**Short exercise:** Images do not belong in the copy. Retype all the entries below exactly.

**Data shown:**

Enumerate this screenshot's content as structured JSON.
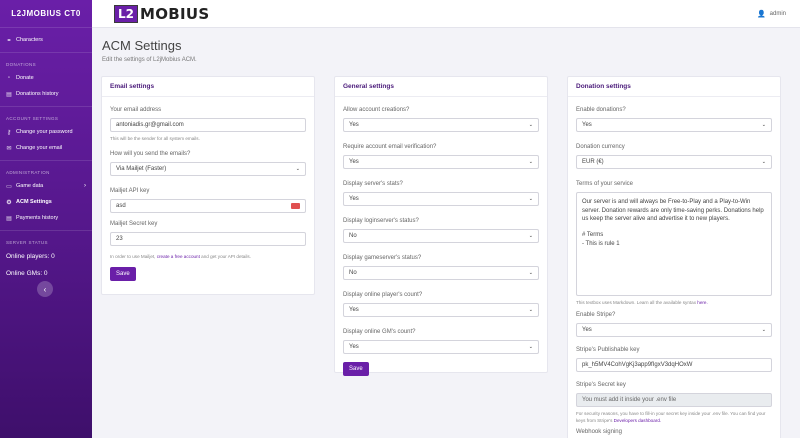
{
  "sidebar": {
    "brand": "L2JMOBIUS CT0",
    "characters": "Characters",
    "donations_heading": "DONATIONS",
    "donate": "Donate",
    "donations_history": "Donations history",
    "account_heading": "ACCOUNT SETTINGS",
    "change_password": "Change your password",
    "change_email": "Change your email",
    "admin_heading": "ADMINISTRATION",
    "game_data": "Game data",
    "acm_settings": "ACM Settings",
    "payments_history": "Payments history",
    "server_heading": "SERVER STATUS",
    "online_players": "Online players: 0",
    "online_gms": "Online GMs: 0",
    "collapse_glyph": "‹"
  },
  "topbar": {
    "logo_mark": "L2",
    "logo_text": "MOBIUS",
    "user_name": "admin"
  },
  "page": {
    "title": "ACM Settings",
    "subtitle": "Edit the settings of L2jMobius ACM."
  },
  "email": {
    "title": "Email settings",
    "address_label": "Your email address",
    "address_value": "antoniadis.gr@gmail.com",
    "address_help": "This will be the sender for all system emails.",
    "method_label": "How will you send the emails?",
    "method_value": "Via Mailjet (Faster)",
    "api_label": "Mailjet API key",
    "api_value": "asd",
    "secret_label": "Mailjet Secret key",
    "secret_value": "23",
    "help_pre": "In order to use Mailjet,",
    "help_link": "create a free account",
    "help_post": "and get your API details.",
    "save": "Save"
  },
  "general": {
    "title": "General settings",
    "fields": [
      {
        "label": "Allow account creations?",
        "value": "Yes"
      },
      {
        "label": "Require account email verification?",
        "value": "Yes"
      },
      {
        "label": "Display server's stats?",
        "value": "Yes"
      },
      {
        "label": "Display loginserver's status?",
        "value": "No"
      },
      {
        "label": "Display gameserver's status?",
        "value": "No"
      },
      {
        "label": "Display online player's count?",
        "value": "Yes"
      },
      {
        "label": "Display online GM's count?",
        "value": "Yes"
      }
    ],
    "save": "Save"
  },
  "donation": {
    "title": "Donation settings",
    "enable_label": "Enable donations?",
    "enable_value": "Yes",
    "currency_label": "Donation currency",
    "currency_value": "EUR (€)",
    "terms_label": "Terms of your service",
    "terms_p1": "Our server is and will always be Free-to-Play and a Play-to-Win server. Donation rewards are only time-saving perks. Donations help us keep the server alive and advertise it to new players.",
    "terms_h": "# Terms",
    "terms_li": "- This is rule 1",
    "markdown_pre": "This textbox uses Markdown. Learn all the available syntax",
    "markdown_link": "here.",
    "stripe_label": "Enable Stripe?",
    "stripe_value": "Yes",
    "pub_label": "Stripe's Publishable key",
    "pub_value": "pk_h5MV4CohVgKj3app9fIgxV3dqHOxW",
    "secret_label": "Stripe's Secret key",
    "secret_value": "You must add it inside your .env file",
    "secret_help_pre": "For security reasons, you have to fill-in your secret key inside your .env file. You can find your keys from Stripe's",
    "secret_help_link": "Developers dashboard.",
    "cut_label": "Webhook signing"
  },
  "colors": {
    "accent": "#6a1fa8"
  }
}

**Written response:**
Enumerate this screenshot's content as structured JSON.
{
  "sidebar": {
    "brand": "L2JMOBIUS CT0",
    "characters": "Characters",
    "donations_heading": "DONATIONS",
    "donate": "Donate",
    "donations_history": "Donations history",
    "account_heading": "ACCOUNT SETTINGS",
    "change_password": "Change your password",
    "change_email": "Change your email",
    "admin_heading": "ADMINISTRATION",
    "game_data": "Game data",
    "acm_settings": "ACM Settings",
    "payments_history": "Payments history",
    "server_heading": "SERVER STATUS",
    "online_players": "Online players: 0",
    "online_gms": "Online GMs: 0",
    "collapse_glyph": "‹"
  },
  "topbar": {
    "logo_mark": "L2",
    "logo_text": "MOBIUS",
    "user_name": "admin"
  },
  "page": {
    "title": "ACM Settings",
    "subtitle": "Edit the settings of L2jMobius ACM."
  },
  "email": {
    "title": "Email settings",
    "address_label": "Your email address",
    "address_value": "antoniadis.gr@gmail.com",
    "address_help": "This will be the sender for all system emails.",
    "method_label": "How will you send the emails?",
    "method_value": "Via Mailjet (Faster)",
    "api_label": "Mailjet API key",
    "api_value": "asd",
    "secret_label": "Mailjet Secret key",
    "secret_value": "23",
    "help_pre": "In order to use Mailjet,",
    "help_link": "create a free account",
    "help_post": "and get your API details.",
    "save": "Save"
  },
  "general": {
    "title": "General settings",
    "fields": [
      {
        "label": "Allow account creations?",
        "value": "Yes"
      },
      {
        "label": "Require account email verification?",
        "value": "Yes"
      },
      {
        "label": "Display server's stats?",
        "value": "Yes"
      },
      {
        "label": "Display loginserver's status?",
        "value": "No"
      },
      {
        "label": "Display gameserver's status?",
        "value": "No"
      },
      {
        "label": "Display online player's count?",
        "value": "Yes"
      },
      {
        "label": "Display online GM's count?",
        "value": "Yes"
      }
    ],
    "save": "Save"
  },
  "donation": {
    "title": "Donation settings",
    "enable_label": "Enable donations?",
    "enable_value": "Yes",
    "currency_label": "Donation currency",
    "currency_value": "EUR (€)",
    "terms_label": "Terms of your service",
    "terms_p1": "Our server is and will always be Free-to-Play and a Play-to-Win server. Donation rewards are only time-saving perks. Donations help us keep the server alive and advertise it to new players.",
    "terms_h": "# Terms",
    "terms_li": "- This is rule 1",
    "markdown_pre": "This textbox uses Markdown. Learn all the available syntax",
    "markdown_link": "here.",
    "stripe_label": "Enable Stripe?",
    "stripe_value": "Yes",
    "pub_label": "Stripe's Publishable key",
    "pub_value": "pk_h5MV4CohVgKj3app9fIgxV3dqHOxW",
    "secret_label": "Stripe's Secret key",
    "secret_value": "You must add it inside your .env file",
    "secret_help_pre": "For security reasons, you have to fill-in your secret key inside your .env file. You can find your keys from Stripe's",
    "secret_help_link": "Developers dashboard.",
    "cut_label": "Webhook signing"
  },
  "colors": {
    "accent": "#6a1fa8"
  }
}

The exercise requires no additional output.